## JOB
Copy out the lines of the listing from the one containing "y-tick-label: 1000 m — [35, 407, 75, 421]" down to the one containing "elevation-segment — [107, 231, 114, 240]", both included, with no changes.
──────── INFORMATION PROVIDED
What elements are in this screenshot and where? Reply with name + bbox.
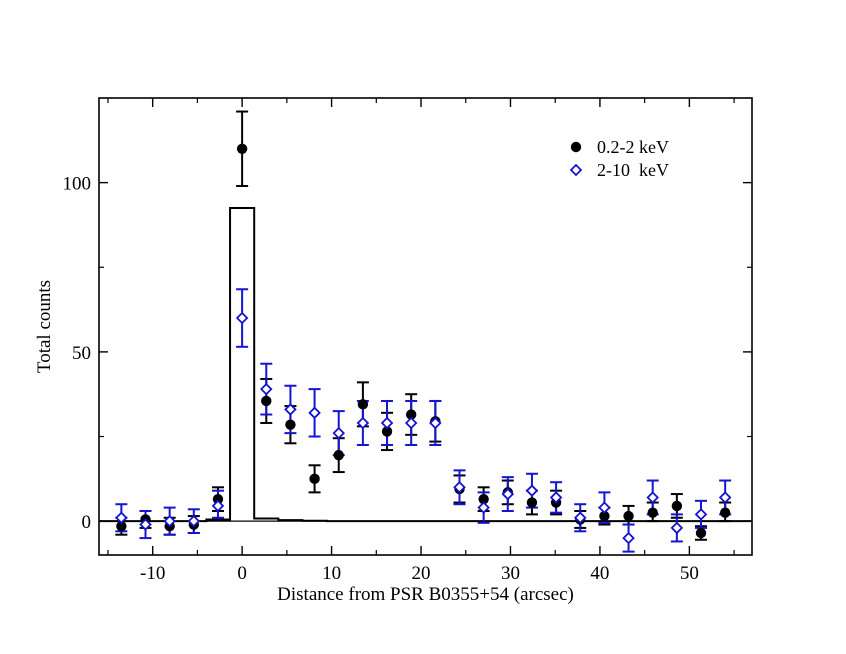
data-point-soft: [357, 399, 369, 410]
data-point-hard: [646, 491, 659, 504]
data-point-soft: [623, 510, 634, 522]
data-point-soft: [695, 527, 707, 539]
data-point-soft: [285, 419, 296, 430]
data-point-soft: [478, 493, 489, 505]
y-tick-label: 100: [63, 174, 92, 195]
data-point-hard: [332, 426, 346, 440]
data-point-hard: [284, 403, 297, 416]
data-point-soft: [526, 497, 538, 508]
data-point-hard: [670, 521, 684, 535]
data-point-hard: [501, 487, 515, 501]
data-point-soft: [381, 426, 393, 437]
data-point-hard: [525, 484, 539, 497]
data-point-hard: [573, 511, 587, 525]
data-point-hard: [308, 406, 321, 420]
data-point-hard: [453, 481, 466, 494]
x-tick-label: 10: [322, 563, 341, 584]
data-point-hard: [163, 514, 176, 528]
data-point-hard: [718, 491, 732, 504]
y-tick-label: 0: [82, 512, 92, 533]
data-point-soft: [719, 507, 731, 518]
data-markers: [115, 143, 732, 545]
data-point-hard: [549, 491, 563, 504]
x-tick-label: 30: [501, 563, 520, 584]
model-histogram: [99, 207, 752, 523]
axis-ticks: [99, 98, 752, 555]
data-point-hard: [477, 501, 490, 514]
plot-frame: [98, 97, 753, 556]
x-axis-title: Distance from PSR B0355+54 (arcsec): [277, 584, 574, 605]
data-point-soft: [405, 409, 417, 420]
data-point-soft: [261, 395, 272, 407]
legend-marker-soft: [570, 141, 582, 153]
data-point-hard: [260, 382, 273, 396]
data-point-hard: [622, 531, 635, 545]
x-tick-label: 50: [680, 563, 699, 584]
data-point-hard: [694, 508, 708, 521]
legend-marker-hard: [569, 163, 583, 177]
data-point-soft: [647, 507, 658, 518]
data-point-soft: [309, 473, 320, 485]
data-point-soft: [599, 510, 610, 522]
data-point-hard: [356, 416, 370, 430]
data-point-hard: [235, 311, 249, 325]
data-point-soft: [116, 521, 127, 532]
legend-label-hard: 2-10 keV: [597, 160, 669, 180]
y-axis-title: Total counts: [34, 280, 55, 373]
data-point-hard: [139, 518, 152, 531]
data-point-hard: [187, 514, 201, 528]
x-tick-label: 40: [590, 563, 609, 584]
y-tick-label: 50: [72, 343, 91, 364]
data-point-hard: [115, 511, 128, 525]
data-point-soft: [333, 449, 344, 461]
data-point-soft: [671, 500, 683, 512]
data-point-hard: [404, 416, 418, 430]
data-point-hard: [598, 501, 611, 514]
x-tick-label: 0: [237, 563, 247, 584]
axis-tick-labels: -10 0 10 20 30 40 50 0 50 100: [63, 174, 699, 584]
data-point-hard: [380, 416, 394, 430]
legend-label-soft: 0.2-2 keV: [597, 137, 669, 157]
data-point-soft: [236, 143, 248, 154]
data-point-soft: [212, 493, 224, 505]
x-tick-label: -10: [140, 563, 165, 584]
data-point-hard: [429, 416, 442, 430]
model-histogram-line: [99, 207, 752, 523]
x-tick-label: 20: [412, 563, 431, 584]
legend: 0.2-2 keV 2-10 keV: [569, 137, 669, 180]
data-point-hard: [211, 499, 225, 513]
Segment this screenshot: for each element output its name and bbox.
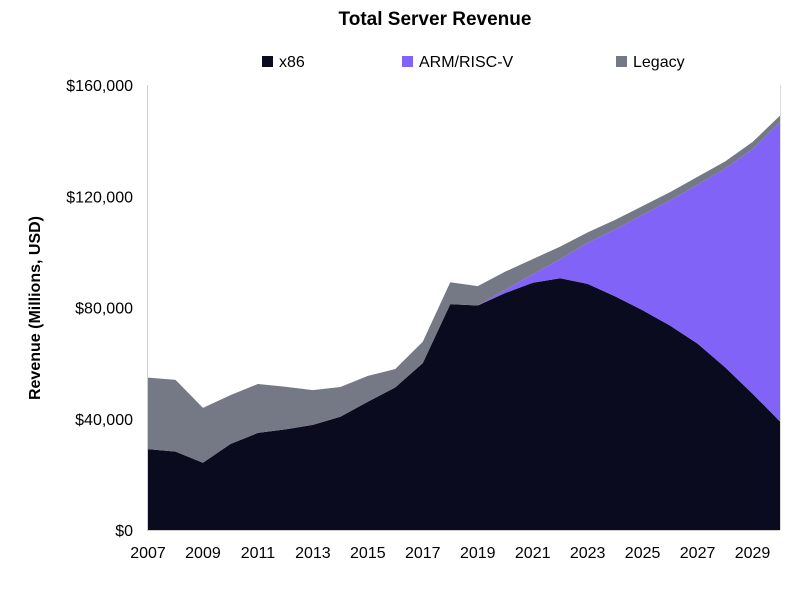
y-tick-label: $160,000 bbox=[66, 78, 133, 95]
legend-label: Legacy bbox=[633, 54, 685, 71]
area-arm-risc-v bbox=[148, 122, 780, 463]
plot-areas bbox=[148, 115, 780, 530]
x-tick-label: 2025 bbox=[625, 545, 661, 562]
y-ticks: $0 $40,000 $80,000 $120,000 $160,000 bbox=[66, 78, 133, 540]
y-tick-label: $40,000 bbox=[75, 412, 133, 429]
x-tick-label: 2007 bbox=[130, 545, 166, 562]
legend: x86 ARM/RISC-V Legacy bbox=[262, 54, 685, 71]
area-legacy bbox=[148, 115, 780, 463]
legend-label: ARM/RISC-V bbox=[419, 54, 514, 71]
x-tick-label: 2021 bbox=[515, 545, 551, 562]
legend-swatch bbox=[616, 56, 627, 67]
x-tick-label: 2017 bbox=[405, 545, 441, 562]
x-tick-label: 2015 bbox=[350, 545, 386, 562]
x-tick-label: 2029 bbox=[735, 545, 771, 562]
x-tick-label: 2023 bbox=[570, 545, 606, 562]
chart-title: Total Server Revenue bbox=[339, 9, 532, 30]
legend-label: x86 bbox=[279, 54, 305, 71]
x-ticks: 2007 2009 2011 2013 2015 2017 2019 2021 2023 2025… bbox=[130, 545, 770, 562]
legend-item: Legacy bbox=[616, 54, 685, 71]
legend-swatch bbox=[262, 56, 273, 67]
x-tick-label: 2027 bbox=[680, 545, 716, 562]
y-tick-label: $120,000 bbox=[66, 189, 133, 206]
legend-item: x86 bbox=[262, 54, 305, 71]
x-tick-label: 2009 bbox=[185, 545, 221, 562]
y-tick-label: $0 bbox=[115, 523, 133, 540]
y-tick-label: $80,000 bbox=[75, 301, 133, 318]
x-tick-label: 2013 bbox=[295, 545, 331, 562]
legend-swatch bbox=[402, 56, 413, 67]
x-tick-label: 2019 bbox=[460, 545, 496, 562]
legend-item: ARM/RISC-V bbox=[402, 54, 514, 71]
area-x86 bbox=[148, 278, 780, 530]
x-tick-label: 2011 bbox=[241, 545, 276, 562]
y-axis-label: Revenue (Millions, USD) bbox=[27, 216, 44, 400]
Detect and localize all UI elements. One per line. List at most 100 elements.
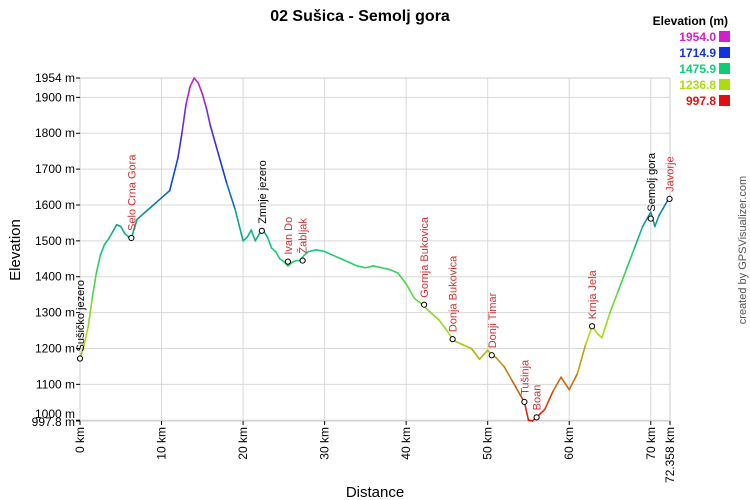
y-tick-label: 1000 m — [35, 407, 75, 421]
elevation-segment — [303, 250, 310, 257]
waypoint-marker — [258, 227, 265, 234]
legend-label: 1236.8 — [679, 78, 716, 92]
elevation-segment — [584, 325, 593, 346]
elevation-segment — [181, 103, 187, 135]
y-tick-label: 1954 m — [35, 71, 75, 85]
y-tick-label: 1600 m — [35, 198, 75, 212]
y-tick-label: 1400 m — [35, 270, 75, 284]
elevation-segment — [95, 254, 102, 274]
elevation-segment — [201, 92, 208, 109]
elevation-segment — [242, 236, 248, 242]
x-axis-label: Distance — [346, 484, 404, 500]
elevation-segment — [91, 272, 98, 300]
elevation-segment — [189, 77, 195, 88]
elevation-segment — [560, 376, 571, 391]
elevation-segment — [380, 266, 391, 271]
waypoint-marker — [521, 398, 528, 406]
waypoint-label: Sušičko jezero — [75, 280, 87, 352]
elevation-segment — [107, 231, 114, 240]
chart-title: 02 Sušica - Semolj gora — [270, 8, 450, 25]
waypoint-marker — [647, 215, 654, 222]
legend-swatch — [719, 31, 730, 42]
elevation-segment — [136, 211, 147, 221]
elevation-segment — [645, 211, 652, 221]
elevation-segment — [246, 229, 253, 239]
elevation-segment — [617, 268, 628, 292]
elevation-segment — [413, 297, 424, 306]
waypoint-marker — [588, 323, 596, 330]
waypoint-label: Semolj gora — [646, 152, 658, 212]
elevation-segment — [364, 265, 375, 269]
elevation-segment — [356, 265, 367, 269]
elevation-segment — [601, 311, 611, 339]
waypoint-label: Boan — [532, 385, 544, 411]
y-axis-label: Elevation — [7, 219, 24, 281]
waypoint-label: Ivan Do — [283, 217, 295, 255]
x-tick-label: 20 km — [236, 427, 250, 460]
y-tick-label: 1100 m — [36, 377, 75, 391]
elevation-segment — [323, 250, 334, 257]
elevation-segment — [511, 379, 522, 396]
elevation-segment — [315, 249, 326, 253]
elevation-segment — [348, 261, 359, 267]
elevation-segment — [99, 243, 106, 257]
waypoint-marker — [128, 234, 135, 242]
waypoint-marker — [420, 301, 428, 308]
waypoint-marker — [76, 355, 84, 362]
legend: 1954.0 1714.9 1475.9 1236.8 997.8 — [679, 30, 730, 108]
elevation-segment — [152, 197, 163, 206]
x-tick-label: 70 km — [644, 427, 658, 460]
waypoint-label: Krnja Jela — [587, 269, 599, 319]
waypoints: Sušičko jezero Selo Crna Gora Zmnje jezero… — [75, 152, 677, 421]
elevation-segment — [405, 283, 416, 300]
elevation-segment — [274, 250, 281, 260]
x-axis-ticks: 0 km 10 km 20 km 30 km 40 km 50 km 60 km 70 km 7… — [73, 421, 677, 483]
elevation-segment — [197, 82, 204, 95]
elevation-segment — [503, 365, 513, 382]
elevation-segment — [658, 207, 664, 217]
elevation-segment — [523, 401, 530, 422]
elevation-segment — [372, 265, 383, 269]
y-tick-label: 1500 m — [35, 234, 75, 248]
elevation-segment — [625, 247, 636, 271]
plot-frame — [79, 77, 671, 422]
elevation-segment — [478, 349, 489, 361]
legend-label: 1475.9 — [679, 62, 716, 76]
waypoint-label: Tušinja — [519, 359, 531, 395]
elevation-segment — [168, 157, 179, 192]
elevation-segment — [144, 204, 155, 213]
elevation-segment — [160, 189, 171, 199]
elevation-segment — [287, 261, 293, 267]
legend-swatch — [719, 95, 730, 106]
elevation-segment — [470, 347, 481, 361]
waypoint-label: Javorje — [665, 156, 677, 191]
elevation-segment — [87, 297, 94, 328]
waypoint-marker — [488, 352, 495, 359]
legend-label: 997.8 — [686, 94, 716, 108]
legend-swatch — [719, 47, 730, 58]
elevation-segment — [119, 225, 126, 235]
elevation-segment — [83, 326, 89, 346]
elevation-segment — [130, 218, 138, 239]
credit-text: created by GPSVisualizer.com — [737, 176, 749, 324]
x-tick-label: 40 km — [399, 427, 413, 460]
elevation-segment — [331, 254, 342, 260]
elevation-segment — [185, 85, 191, 106]
elevation-segment — [437, 318, 448, 332]
elevation-segment — [495, 356, 505, 368]
elevation-segment — [340, 257, 350, 264]
elevation-segment — [633, 225, 644, 249]
waypoint-label: Žabljak — [297, 218, 310, 254]
x-tick-label: 60 km — [562, 427, 576, 460]
elevation-segment — [234, 207, 244, 242]
elevation-segment — [543, 390, 554, 411]
elevation-segment — [429, 311, 440, 321]
legend-label: 1714.9 — [679, 46, 716, 60]
waypoint-marker — [449, 336, 456, 343]
elevation-segment — [609, 290, 619, 314]
waypoint-label: Donji Timar — [487, 292, 499, 348]
legend-swatch — [719, 79, 730, 90]
x-tick-label: 30 km — [318, 427, 332, 460]
elevation-segment — [454, 340, 465, 346]
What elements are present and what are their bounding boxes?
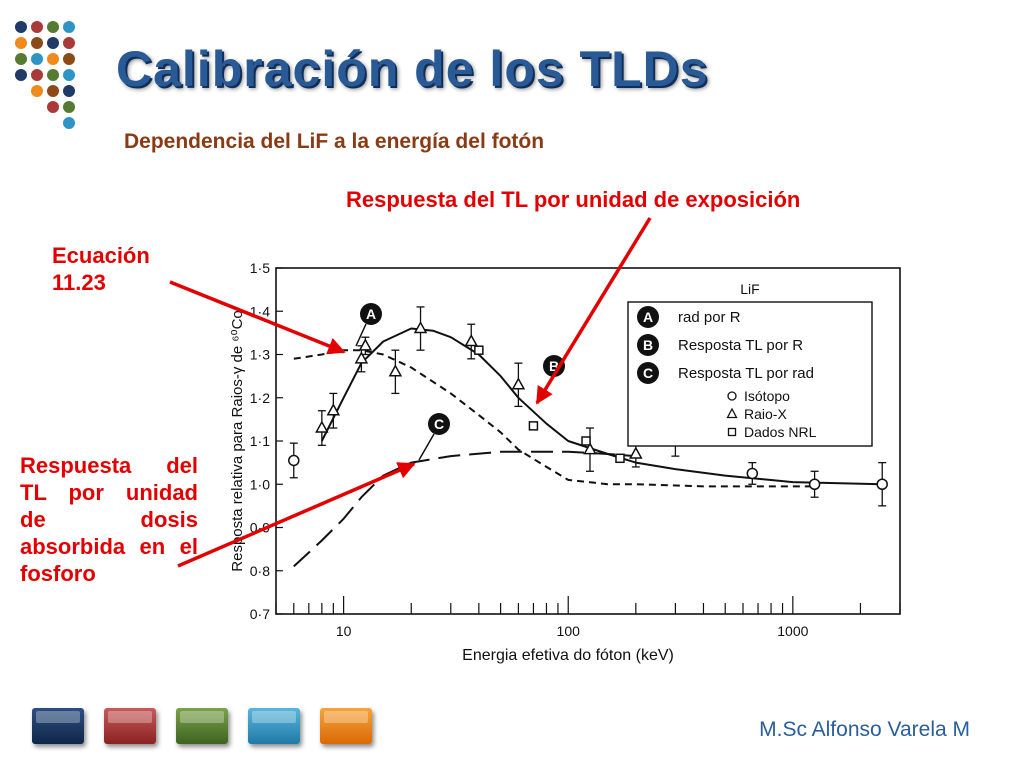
────────────────
## THE REPLY
y-tick-label: 1000 m — [35, 407, 75, 421]
elevation-segment — [303, 250, 310, 257]
waypoint-marker — [258, 227, 265, 234]
legend-label: 1236.8 — [679, 78, 716, 92]
elevation-segment — [584, 325, 593, 346]
elevation-segment — [181, 103, 187, 135]
y-tick-label: 1954 m — [35, 71, 75, 85]
y-tick-label: 1600 m — [35, 198, 75, 212]
y-tick-label: 1400 m — [35, 270, 75, 284]
elevation-segment — [95, 254, 102, 274]
elevation-segment — [201, 92, 208, 109]
elevation-segment — [242, 236, 248, 242]
x-axis-label: Distance — [346, 484, 404, 500]
elevation-segment — [91, 272, 98, 300]
elevation-segment — [189, 77, 195, 88]
elevation-segment — [560, 376, 571, 391]
elevation-segment — [380, 266, 391, 271]
waypoint-marker — [521, 398, 528, 406]
waypoint-label: Sušičko jezero — [75, 280, 87, 352]
elevation-segment — [107, 231, 114, 240]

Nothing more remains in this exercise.